**THE REQUEST**
Copy every line from the material below that holds "title".

# # # # # # #

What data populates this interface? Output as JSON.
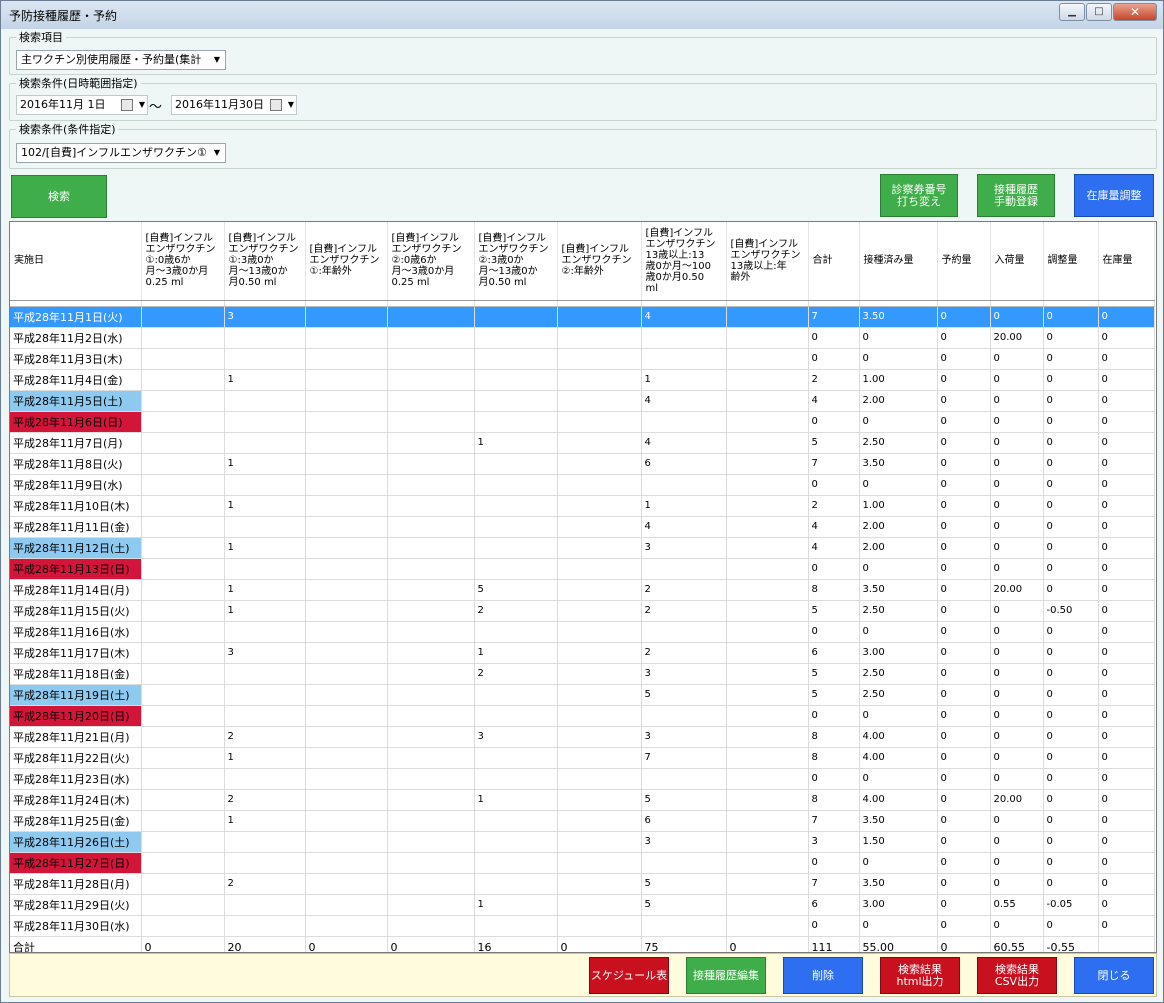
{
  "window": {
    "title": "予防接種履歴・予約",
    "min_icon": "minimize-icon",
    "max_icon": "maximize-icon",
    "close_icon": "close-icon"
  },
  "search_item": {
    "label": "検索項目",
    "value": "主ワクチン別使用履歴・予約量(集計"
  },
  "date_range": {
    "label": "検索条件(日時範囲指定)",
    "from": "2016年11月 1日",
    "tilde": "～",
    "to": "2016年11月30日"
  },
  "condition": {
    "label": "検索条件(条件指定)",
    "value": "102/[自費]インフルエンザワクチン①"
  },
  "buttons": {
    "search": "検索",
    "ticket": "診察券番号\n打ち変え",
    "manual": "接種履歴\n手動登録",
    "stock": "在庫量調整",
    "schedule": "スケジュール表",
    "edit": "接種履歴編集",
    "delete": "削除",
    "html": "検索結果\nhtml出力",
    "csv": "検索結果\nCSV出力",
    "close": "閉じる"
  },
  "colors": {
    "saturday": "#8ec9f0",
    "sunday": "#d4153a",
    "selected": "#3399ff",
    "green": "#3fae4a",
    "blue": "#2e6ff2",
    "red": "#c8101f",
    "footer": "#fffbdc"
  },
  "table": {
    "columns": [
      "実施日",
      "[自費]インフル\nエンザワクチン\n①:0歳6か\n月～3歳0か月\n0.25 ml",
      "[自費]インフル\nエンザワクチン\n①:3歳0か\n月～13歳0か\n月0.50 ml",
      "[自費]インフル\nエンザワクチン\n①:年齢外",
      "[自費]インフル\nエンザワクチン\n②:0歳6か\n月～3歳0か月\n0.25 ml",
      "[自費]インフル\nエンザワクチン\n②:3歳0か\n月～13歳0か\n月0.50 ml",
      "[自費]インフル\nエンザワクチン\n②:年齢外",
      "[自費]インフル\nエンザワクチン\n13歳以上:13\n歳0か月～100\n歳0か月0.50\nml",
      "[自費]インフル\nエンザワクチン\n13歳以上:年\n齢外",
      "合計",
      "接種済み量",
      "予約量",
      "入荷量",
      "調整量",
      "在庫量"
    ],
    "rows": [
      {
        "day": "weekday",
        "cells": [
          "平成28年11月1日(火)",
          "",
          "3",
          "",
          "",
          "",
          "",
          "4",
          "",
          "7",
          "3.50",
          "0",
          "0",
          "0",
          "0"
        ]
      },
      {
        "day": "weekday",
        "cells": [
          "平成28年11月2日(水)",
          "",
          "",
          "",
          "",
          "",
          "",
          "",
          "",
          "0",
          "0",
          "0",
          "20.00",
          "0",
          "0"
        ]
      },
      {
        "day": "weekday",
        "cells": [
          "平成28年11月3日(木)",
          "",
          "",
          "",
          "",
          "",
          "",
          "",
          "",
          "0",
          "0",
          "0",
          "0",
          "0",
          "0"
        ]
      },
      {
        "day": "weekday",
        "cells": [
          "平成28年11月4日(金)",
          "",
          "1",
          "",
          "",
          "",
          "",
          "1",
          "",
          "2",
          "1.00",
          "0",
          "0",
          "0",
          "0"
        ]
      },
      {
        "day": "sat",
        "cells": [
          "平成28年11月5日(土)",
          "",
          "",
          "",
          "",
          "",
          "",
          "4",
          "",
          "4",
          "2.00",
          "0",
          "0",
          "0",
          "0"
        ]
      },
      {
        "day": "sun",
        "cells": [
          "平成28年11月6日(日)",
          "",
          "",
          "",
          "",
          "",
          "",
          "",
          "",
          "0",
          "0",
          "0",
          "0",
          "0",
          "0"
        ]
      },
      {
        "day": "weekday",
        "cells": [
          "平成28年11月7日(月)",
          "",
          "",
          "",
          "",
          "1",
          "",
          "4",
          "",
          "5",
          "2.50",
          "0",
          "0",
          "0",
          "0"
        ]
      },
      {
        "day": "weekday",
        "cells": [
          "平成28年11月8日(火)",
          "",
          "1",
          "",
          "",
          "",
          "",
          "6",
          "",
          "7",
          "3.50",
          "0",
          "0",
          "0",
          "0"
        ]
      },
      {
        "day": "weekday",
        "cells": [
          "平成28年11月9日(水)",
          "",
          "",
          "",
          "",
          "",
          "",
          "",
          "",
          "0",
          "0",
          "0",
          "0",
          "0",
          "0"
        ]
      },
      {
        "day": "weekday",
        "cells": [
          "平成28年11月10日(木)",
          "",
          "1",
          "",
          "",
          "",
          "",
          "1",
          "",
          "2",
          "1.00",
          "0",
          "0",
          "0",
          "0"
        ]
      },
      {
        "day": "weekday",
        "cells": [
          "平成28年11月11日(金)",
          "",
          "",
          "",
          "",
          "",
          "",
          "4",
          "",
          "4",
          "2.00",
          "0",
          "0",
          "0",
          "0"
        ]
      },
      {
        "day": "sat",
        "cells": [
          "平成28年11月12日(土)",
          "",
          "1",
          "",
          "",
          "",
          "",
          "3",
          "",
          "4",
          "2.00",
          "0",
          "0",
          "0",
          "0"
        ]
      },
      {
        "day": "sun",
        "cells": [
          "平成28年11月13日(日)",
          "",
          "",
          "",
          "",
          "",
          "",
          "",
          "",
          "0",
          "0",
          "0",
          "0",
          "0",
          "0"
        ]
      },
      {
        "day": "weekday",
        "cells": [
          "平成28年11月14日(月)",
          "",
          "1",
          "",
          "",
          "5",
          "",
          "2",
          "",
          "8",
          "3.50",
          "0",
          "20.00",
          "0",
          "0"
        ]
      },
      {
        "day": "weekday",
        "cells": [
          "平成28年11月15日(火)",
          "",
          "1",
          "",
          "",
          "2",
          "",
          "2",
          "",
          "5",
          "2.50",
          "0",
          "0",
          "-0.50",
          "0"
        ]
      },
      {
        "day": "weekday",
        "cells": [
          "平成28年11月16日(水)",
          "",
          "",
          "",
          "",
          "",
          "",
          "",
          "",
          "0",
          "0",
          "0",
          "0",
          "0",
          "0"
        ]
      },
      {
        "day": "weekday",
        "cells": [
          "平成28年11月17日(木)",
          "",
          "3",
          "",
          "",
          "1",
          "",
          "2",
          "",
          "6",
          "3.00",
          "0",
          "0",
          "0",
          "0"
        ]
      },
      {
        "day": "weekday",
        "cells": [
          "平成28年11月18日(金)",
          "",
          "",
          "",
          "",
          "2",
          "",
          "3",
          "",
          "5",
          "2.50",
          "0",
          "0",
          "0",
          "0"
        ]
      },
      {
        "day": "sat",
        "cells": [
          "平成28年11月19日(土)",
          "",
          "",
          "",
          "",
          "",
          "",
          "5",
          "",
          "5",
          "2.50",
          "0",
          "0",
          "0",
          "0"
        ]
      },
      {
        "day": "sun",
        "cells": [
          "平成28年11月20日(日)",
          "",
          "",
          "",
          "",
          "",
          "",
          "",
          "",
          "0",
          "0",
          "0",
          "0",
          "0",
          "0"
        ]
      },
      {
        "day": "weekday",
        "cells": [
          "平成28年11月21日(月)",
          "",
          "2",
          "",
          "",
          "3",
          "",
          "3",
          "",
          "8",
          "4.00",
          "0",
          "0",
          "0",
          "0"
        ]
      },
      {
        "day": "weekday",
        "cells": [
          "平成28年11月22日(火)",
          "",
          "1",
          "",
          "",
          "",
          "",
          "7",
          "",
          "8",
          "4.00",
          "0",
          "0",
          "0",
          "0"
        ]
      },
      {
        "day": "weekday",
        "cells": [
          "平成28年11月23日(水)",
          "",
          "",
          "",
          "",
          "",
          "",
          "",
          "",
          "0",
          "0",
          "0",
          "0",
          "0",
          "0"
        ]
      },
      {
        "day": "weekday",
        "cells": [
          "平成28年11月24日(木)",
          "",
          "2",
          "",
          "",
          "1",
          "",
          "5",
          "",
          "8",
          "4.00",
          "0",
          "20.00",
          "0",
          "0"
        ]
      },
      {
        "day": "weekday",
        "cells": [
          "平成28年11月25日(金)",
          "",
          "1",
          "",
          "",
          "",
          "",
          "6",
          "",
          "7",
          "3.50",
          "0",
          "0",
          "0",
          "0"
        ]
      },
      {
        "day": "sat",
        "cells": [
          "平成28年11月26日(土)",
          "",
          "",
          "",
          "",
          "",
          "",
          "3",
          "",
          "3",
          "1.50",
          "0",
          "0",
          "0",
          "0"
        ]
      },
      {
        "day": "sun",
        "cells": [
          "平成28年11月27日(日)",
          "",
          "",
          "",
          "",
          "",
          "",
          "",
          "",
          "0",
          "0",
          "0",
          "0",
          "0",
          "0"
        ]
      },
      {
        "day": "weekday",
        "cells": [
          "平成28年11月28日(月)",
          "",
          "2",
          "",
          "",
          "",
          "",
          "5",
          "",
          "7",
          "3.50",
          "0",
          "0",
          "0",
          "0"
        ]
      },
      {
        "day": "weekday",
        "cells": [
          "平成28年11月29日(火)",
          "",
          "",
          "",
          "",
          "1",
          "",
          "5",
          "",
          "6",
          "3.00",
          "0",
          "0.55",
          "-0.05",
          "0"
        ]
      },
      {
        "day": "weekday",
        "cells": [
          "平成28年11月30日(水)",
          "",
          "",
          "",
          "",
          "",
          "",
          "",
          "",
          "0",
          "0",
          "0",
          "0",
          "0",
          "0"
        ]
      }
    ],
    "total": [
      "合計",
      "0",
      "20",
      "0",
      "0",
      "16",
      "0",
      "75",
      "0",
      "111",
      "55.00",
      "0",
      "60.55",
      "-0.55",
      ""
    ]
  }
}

# # # # # # #

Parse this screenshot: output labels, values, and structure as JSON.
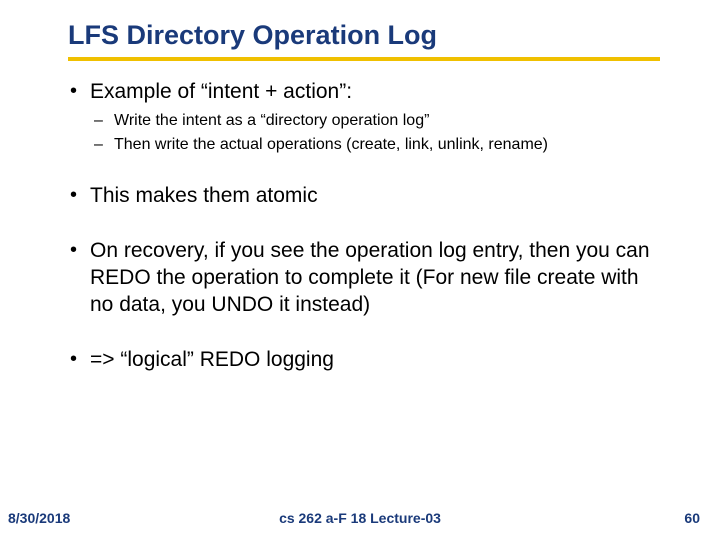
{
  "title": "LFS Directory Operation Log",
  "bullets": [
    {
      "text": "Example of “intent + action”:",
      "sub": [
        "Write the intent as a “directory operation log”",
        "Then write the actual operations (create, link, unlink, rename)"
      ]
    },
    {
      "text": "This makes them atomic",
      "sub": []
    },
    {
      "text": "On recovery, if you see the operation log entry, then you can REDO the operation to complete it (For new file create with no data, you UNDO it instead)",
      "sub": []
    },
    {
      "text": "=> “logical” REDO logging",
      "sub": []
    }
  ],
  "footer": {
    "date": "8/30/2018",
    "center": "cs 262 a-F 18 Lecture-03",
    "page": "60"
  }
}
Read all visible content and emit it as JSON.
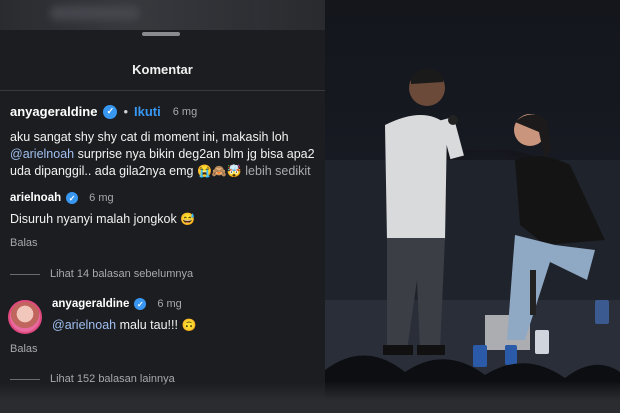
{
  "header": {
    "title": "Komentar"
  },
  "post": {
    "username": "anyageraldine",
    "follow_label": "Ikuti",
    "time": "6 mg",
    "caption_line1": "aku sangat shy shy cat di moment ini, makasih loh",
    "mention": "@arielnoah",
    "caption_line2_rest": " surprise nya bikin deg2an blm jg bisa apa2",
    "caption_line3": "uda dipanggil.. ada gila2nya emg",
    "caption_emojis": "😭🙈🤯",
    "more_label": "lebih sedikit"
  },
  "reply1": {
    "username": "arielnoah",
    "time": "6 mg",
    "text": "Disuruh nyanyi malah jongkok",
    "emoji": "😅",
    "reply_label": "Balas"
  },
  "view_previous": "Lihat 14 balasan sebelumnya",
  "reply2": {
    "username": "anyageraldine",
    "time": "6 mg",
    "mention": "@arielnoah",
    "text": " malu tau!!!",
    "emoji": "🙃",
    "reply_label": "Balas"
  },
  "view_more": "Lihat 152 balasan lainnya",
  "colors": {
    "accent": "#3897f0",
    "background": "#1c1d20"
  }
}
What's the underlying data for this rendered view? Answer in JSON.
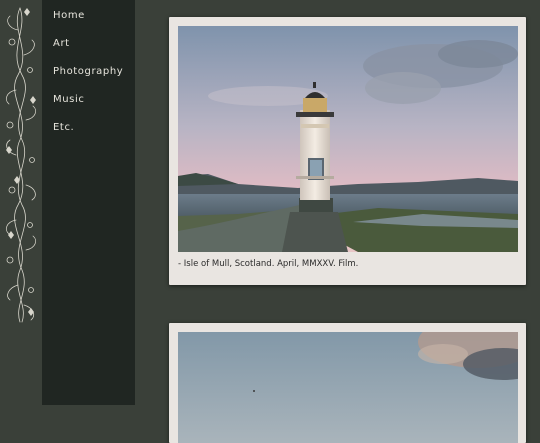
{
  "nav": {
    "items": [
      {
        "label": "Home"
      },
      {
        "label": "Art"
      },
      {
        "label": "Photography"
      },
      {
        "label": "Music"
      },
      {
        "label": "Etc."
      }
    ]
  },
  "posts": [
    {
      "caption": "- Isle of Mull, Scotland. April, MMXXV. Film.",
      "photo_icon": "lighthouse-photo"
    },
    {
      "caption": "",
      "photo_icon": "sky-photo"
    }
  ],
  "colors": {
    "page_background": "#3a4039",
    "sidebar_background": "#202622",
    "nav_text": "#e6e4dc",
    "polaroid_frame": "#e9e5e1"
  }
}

# # # # # # #

**ANSWER TO THIS PROBLEM**
    "title": "予防接種履歴・予約",
  "title": "LFS Directory Operation Log",
    "title": "Komentar"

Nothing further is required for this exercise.